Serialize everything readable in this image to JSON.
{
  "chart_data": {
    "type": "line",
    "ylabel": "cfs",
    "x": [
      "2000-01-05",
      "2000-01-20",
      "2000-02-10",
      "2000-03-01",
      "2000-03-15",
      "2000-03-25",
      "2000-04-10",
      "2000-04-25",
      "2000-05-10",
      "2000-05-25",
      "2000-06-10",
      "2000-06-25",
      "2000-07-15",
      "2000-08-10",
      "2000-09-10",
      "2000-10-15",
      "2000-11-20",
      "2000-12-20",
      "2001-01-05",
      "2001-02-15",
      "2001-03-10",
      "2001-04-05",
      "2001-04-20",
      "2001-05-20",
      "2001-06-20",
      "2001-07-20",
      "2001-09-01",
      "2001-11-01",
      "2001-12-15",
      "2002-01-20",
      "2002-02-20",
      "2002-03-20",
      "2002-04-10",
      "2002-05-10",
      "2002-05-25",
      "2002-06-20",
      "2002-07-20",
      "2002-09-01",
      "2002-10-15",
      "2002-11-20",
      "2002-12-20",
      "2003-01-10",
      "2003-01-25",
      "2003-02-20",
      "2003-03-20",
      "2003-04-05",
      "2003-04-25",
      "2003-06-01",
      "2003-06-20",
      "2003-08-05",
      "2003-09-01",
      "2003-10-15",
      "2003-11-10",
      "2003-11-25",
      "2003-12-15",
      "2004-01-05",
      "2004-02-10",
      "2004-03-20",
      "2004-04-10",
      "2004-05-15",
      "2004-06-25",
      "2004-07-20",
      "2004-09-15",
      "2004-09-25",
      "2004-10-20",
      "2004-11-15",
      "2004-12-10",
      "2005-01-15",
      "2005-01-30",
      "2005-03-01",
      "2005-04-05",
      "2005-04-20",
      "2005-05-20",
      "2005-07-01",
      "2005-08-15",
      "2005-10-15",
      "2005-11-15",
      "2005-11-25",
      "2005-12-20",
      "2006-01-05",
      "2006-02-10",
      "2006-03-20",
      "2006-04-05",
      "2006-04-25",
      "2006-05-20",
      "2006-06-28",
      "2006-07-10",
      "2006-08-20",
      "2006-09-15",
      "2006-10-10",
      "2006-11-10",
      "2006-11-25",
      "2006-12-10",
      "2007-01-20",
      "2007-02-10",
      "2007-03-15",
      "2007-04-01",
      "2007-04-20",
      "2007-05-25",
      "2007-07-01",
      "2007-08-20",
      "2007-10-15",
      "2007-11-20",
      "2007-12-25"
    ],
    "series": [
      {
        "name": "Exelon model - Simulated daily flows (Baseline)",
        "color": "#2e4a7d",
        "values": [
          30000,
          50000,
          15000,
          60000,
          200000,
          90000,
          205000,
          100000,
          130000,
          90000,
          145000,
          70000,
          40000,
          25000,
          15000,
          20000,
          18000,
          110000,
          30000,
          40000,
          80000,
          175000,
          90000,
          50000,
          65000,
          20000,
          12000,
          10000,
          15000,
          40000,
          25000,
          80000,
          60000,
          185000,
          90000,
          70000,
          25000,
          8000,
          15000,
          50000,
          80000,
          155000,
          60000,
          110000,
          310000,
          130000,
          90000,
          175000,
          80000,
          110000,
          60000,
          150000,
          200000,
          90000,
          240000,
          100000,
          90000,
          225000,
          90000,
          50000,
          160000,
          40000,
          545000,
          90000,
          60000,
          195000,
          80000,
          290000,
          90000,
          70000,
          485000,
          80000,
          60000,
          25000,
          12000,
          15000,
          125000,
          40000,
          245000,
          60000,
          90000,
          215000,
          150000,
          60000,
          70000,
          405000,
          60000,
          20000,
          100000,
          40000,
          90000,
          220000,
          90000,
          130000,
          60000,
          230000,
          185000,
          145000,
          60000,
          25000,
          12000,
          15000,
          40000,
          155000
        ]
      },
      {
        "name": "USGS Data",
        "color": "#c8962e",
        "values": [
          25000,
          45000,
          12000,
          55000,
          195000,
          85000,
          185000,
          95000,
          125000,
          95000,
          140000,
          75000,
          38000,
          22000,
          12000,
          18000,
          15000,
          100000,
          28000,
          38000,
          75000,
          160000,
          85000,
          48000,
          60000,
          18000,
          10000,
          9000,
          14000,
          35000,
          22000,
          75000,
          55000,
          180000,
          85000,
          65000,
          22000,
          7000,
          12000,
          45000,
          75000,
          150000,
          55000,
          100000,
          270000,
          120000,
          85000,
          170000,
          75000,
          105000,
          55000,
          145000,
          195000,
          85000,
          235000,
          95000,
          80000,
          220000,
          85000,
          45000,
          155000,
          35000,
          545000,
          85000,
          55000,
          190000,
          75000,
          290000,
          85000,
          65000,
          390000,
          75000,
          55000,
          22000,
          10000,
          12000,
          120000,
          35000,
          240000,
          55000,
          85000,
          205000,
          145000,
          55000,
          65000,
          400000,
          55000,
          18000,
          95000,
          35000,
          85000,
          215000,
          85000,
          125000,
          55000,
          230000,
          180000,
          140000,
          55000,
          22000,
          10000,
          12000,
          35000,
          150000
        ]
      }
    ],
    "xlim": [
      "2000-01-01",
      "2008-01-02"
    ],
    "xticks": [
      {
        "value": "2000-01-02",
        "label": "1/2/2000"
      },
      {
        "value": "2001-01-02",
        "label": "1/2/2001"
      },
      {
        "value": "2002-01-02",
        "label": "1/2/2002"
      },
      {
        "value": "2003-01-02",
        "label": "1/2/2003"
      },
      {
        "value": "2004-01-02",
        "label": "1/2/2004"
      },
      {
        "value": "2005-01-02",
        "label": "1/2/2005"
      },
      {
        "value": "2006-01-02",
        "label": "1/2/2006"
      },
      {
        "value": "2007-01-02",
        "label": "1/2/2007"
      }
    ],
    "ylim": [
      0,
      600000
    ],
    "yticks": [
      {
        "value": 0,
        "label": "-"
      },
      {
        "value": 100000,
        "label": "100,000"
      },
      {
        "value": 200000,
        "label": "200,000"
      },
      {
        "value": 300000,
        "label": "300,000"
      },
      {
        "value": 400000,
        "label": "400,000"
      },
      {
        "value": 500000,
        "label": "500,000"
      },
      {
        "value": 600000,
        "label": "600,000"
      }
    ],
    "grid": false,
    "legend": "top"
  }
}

☆ ☆ ☆ ☆ ☆ ☆ ☆

→ Written exercise: Collect the lines of the records that include the string "name".

→ Reply:
        "name": "Exelon model - Simulated daily flows (Baseline)",
        "name": "USGS Data",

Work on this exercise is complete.